Collected data:

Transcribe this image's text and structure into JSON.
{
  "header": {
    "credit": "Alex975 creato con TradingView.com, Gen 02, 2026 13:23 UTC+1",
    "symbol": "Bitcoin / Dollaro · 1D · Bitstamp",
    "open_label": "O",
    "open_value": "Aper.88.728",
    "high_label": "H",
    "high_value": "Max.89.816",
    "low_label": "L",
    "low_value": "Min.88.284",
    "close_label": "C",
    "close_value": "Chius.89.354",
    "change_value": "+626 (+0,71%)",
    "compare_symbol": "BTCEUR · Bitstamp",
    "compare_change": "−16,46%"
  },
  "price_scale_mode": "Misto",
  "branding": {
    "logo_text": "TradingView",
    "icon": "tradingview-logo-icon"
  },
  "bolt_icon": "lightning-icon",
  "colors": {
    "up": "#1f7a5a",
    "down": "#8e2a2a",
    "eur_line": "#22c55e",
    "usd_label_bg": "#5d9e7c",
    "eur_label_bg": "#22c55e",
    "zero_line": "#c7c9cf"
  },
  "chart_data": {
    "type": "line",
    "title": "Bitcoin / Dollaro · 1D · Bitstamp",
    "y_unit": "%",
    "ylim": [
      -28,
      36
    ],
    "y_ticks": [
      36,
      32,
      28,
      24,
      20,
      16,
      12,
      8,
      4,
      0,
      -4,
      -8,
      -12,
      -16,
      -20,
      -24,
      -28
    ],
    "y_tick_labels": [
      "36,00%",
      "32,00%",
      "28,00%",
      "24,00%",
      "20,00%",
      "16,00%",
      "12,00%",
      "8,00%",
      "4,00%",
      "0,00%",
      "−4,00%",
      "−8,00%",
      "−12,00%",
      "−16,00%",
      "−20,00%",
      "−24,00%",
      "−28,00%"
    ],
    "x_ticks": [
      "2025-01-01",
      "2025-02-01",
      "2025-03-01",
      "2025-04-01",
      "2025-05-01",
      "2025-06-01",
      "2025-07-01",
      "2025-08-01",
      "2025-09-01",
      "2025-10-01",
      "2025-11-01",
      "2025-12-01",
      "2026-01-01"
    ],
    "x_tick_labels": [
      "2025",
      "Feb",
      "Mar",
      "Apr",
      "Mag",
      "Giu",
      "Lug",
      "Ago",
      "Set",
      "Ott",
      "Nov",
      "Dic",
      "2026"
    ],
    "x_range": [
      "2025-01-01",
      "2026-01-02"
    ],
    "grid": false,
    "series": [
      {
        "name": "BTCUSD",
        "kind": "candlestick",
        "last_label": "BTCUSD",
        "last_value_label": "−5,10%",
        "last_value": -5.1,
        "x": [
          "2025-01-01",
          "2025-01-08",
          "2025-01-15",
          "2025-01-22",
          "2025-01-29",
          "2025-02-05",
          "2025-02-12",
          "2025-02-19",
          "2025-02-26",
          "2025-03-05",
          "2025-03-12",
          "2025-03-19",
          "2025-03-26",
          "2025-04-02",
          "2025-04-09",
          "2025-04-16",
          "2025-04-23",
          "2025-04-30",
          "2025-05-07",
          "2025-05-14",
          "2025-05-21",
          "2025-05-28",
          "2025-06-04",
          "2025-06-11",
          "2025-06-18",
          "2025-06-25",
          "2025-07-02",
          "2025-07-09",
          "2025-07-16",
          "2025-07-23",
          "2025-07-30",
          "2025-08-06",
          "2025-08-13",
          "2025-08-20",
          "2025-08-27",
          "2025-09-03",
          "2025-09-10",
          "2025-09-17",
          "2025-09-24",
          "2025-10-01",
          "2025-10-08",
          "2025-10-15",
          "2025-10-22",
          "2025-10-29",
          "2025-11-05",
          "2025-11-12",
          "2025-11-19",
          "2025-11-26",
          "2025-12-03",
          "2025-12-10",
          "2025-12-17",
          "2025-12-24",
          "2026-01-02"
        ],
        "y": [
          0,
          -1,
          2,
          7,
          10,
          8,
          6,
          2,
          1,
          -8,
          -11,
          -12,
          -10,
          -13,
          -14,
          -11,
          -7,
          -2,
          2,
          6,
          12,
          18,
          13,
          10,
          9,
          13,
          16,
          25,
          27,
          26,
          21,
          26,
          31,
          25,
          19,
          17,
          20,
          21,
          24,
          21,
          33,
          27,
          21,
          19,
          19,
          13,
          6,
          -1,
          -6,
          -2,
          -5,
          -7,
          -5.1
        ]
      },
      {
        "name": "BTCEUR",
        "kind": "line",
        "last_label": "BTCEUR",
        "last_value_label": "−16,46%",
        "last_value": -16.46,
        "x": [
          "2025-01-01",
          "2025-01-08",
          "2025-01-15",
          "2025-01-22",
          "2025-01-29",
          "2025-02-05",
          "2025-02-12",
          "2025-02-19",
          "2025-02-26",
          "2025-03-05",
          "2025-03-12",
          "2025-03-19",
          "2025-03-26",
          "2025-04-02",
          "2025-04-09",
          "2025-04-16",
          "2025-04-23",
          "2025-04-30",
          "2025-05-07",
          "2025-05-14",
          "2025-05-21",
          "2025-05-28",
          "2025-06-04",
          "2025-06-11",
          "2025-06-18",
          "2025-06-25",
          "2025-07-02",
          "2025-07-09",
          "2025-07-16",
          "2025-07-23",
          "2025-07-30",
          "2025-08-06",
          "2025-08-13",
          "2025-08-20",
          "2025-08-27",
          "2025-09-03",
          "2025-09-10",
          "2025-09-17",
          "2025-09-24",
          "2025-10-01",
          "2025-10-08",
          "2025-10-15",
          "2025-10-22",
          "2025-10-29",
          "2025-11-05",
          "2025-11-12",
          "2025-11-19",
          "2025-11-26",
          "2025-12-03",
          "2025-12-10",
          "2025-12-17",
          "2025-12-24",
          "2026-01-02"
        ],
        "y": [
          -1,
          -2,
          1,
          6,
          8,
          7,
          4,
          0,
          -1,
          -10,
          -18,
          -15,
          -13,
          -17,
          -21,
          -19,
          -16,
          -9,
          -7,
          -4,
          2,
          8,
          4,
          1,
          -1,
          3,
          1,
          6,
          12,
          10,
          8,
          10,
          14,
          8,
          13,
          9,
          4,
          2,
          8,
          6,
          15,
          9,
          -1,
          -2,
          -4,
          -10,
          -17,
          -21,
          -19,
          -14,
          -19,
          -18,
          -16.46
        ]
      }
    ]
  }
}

» WHAT YOU HAVE TO DO:
Print the records once more, exactly as they were given.

» ANSWER TO THE EXERCISE:
Transcribe this image's text and structure into JSON.
{
  "header": {
    "credit": "Alex975 creato con TradingView.com, Gen 02, 2026 13:23 UTC+1",
    "symbol": "Bitcoin / Dollaro · 1D · Bitstamp",
    "open_label": "O",
    "open_value": "Aper.88.728",
    "high_label": "H",
    "high_value": "Max.89.816",
    "low_label": "L",
    "low_value": "Min.88.284",
    "close_label": "C",
    "close_value": "Chius.89.354",
    "change_value": "+626 (+0,71%)",
    "compare_symbol": "BTCEUR · Bitstamp",
    "compare_change": "−16,46%"
  },
  "price_scale_mode": "Misto",
  "branding": {
    "logo_text": "TradingView",
    "icon": "tradingview-logo-icon"
  },
  "bolt_icon": "lightning-icon",
  "colors": {
    "up": "#1f7a5a",
    "down": "#8e2a2a",
    "eur_line": "#22c55e",
    "usd_label_bg": "#5d9e7c",
    "eur_label_bg": "#22c55e",
    "zero_line": "#c7c9cf"
  },
  "chart_data": {
    "type": "line",
    "title": "Bitcoin / Dollaro · 1D · Bitstamp",
    "y_unit": "%",
    "ylim": [
      -28,
      36
    ],
    "y_ticks": [
      36,
      32,
      28,
      24,
      20,
      16,
      12,
      8,
      4,
      0,
      -4,
      -8,
      -12,
      -16,
      -20,
      -24,
      -28
    ],
    "y_tick_labels": [
      "36,00%",
      "32,00%",
      "28,00%",
      "24,00%",
      "20,00%",
      "16,00%",
      "12,00%",
      "8,00%",
      "4,00%",
      "0,00%",
      "−4,00%",
      "−8,00%",
      "−12,00%",
      "−16,00%",
      "−20,00%",
      "−24,00%",
      "−28,00%"
    ],
    "x_ticks": [
      "2025-01-01",
      "2025-02-01",
      "2025-03-01",
      "2025-04-01",
      "2025-05-01",
      "2025-06-01",
      "2025-07-01",
      "2025-08-01",
      "2025-09-01",
      "2025-10-01",
      "2025-11-01",
      "2025-12-01",
      "2026-01-01"
    ],
    "x_tick_labels": [
      "2025",
      "Feb",
      "Mar",
      "Apr",
      "Mag",
      "Giu",
      "Lug",
      "Ago",
      "Set",
      "Ott",
      "Nov",
      "Dic",
      "2026"
    ],
    "x_range": [
      "2025-01-01",
      "2026-01-02"
    ],
    "grid": false,
    "series": [
      {
        "name": "BTCUSD",
        "kind": "candlestick",
        "last_label": "BTCUSD",
        "last_value_label": "−5,10%",
        "last_value": -5.1,
        "x": [
          "2025-01-01",
          "2025-01-08",
          "2025-01-15",
          "2025-01-22",
          "2025-01-29",
          "2025-02-05",
          "2025-02-12",
          "2025-02-19",
          "2025-02-26",
          "2025-03-05",
          "2025-03-12",
          "2025-03-19",
          "2025-03-26",
          "2025-04-02",
          "2025-04-09",
          "2025-04-16",
          "2025-04-23",
          "2025-04-30",
          "2025-05-07",
          "2025-05-14",
          "2025-05-21",
          "2025-05-28",
          "2025-06-04",
          "2025-06-11",
          "2025-06-18",
          "2025-06-25",
          "2025-07-02",
          "2025-07-09",
          "2025-07-16",
          "2025-07-23",
          "2025-07-30",
          "2025-08-06",
          "2025-08-13",
          "2025-08-20",
          "2025-08-27",
          "2025-09-03",
          "2025-09-10",
          "2025-09-17",
          "2025-09-24",
          "2025-10-01",
          "2025-10-08",
          "2025-10-15",
          "2025-10-22",
          "2025-10-29",
          "2025-11-05",
          "2025-11-12",
          "2025-11-19",
          "2025-11-26",
          "2025-12-03",
          "2025-12-10",
          "2025-12-17",
          "2025-12-24",
          "2026-01-02"
        ],
        "y": [
          0,
          -1,
          2,
          7,
          10,
          8,
          6,
          2,
          1,
          -8,
          -11,
          -12,
          -10,
          -13,
          -14,
          -11,
          -7,
          -2,
          2,
          6,
          12,
          18,
          13,
          10,
          9,
          13,
          16,
          25,
          27,
          26,
          21,
          26,
          31,
          25,
          19,
          17,
          20,
          21,
          24,
          21,
          33,
          27,
          21,
          19,
          19,
          13,
          6,
          -1,
          -6,
          -2,
          -5,
          -7,
          -5.1
        ]
      },
      {
        "name": "BTCEUR",
        "kind": "line",
        "last_label": "BTCEUR",
        "last_value_label": "−16,46%",
        "last_value": -16.46,
        "x": [
          "2025-01-01",
          "2025-01-08",
          "2025-01-15",
          "2025-01-22",
          "2025-01-29",
          "2025-02-05",
          "2025-02-12",
          "2025-02-19",
          "2025-02-26",
          "2025-03-05",
          "2025-03-12",
          "2025-03-19",
          "2025-03-26",
          "2025-04-02",
          "2025-04-09",
          "2025-04-16",
          "2025-04-23",
          "2025-04-30",
          "2025-05-07",
          "2025-05-14",
          "2025-05-21",
          "2025-05-28",
          "2025-06-04",
          "2025-06-11",
          "2025-06-18",
          "2025-06-25",
          "2025-07-02",
          "2025-07-09",
          "2025-07-16",
          "2025-07-23",
          "2025-07-30",
          "2025-08-06",
          "2025-08-13",
          "2025-08-20",
          "2025-08-27",
          "2025-09-03",
          "2025-09-10",
          "2025-09-17",
          "2025-09-24",
          "2025-10-01",
          "2025-10-08",
          "2025-10-15",
          "2025-10-22",
          "2025-10-29",
          "2025-11-05",
          "2025-11-12",
          "2025-11-19",
          "2025-11-26",
          "2025-12-03",
          "2025-12-10",
          "2025-12-17",
          "2025-12-24",
          "2026-01-02"
        ],
        "y": [
          -1,
          -2,
          1,
          6,
          8,
          7,
          4,
          0,
          -1,
          -10,
          -18,
          -15,
          -13,
          -17,
          -21,
          -19,
          -16,
          -9,
          -7,
          -4,
          2,
          8,
          4,
          1,
          -1,
          3,
          1,
          6,
          12,
          10,
          8,
          10,
          14,
          8,
          13,
          9,
          4,
          2,
          8,
          6,
          15,
          9,
          -1,
          -2,
          -4,
          -10,
          -17,
          -21,
          -19,
          -14,
          -19,
          -18,
          -16.46
        ]
      }
    ]
  }
}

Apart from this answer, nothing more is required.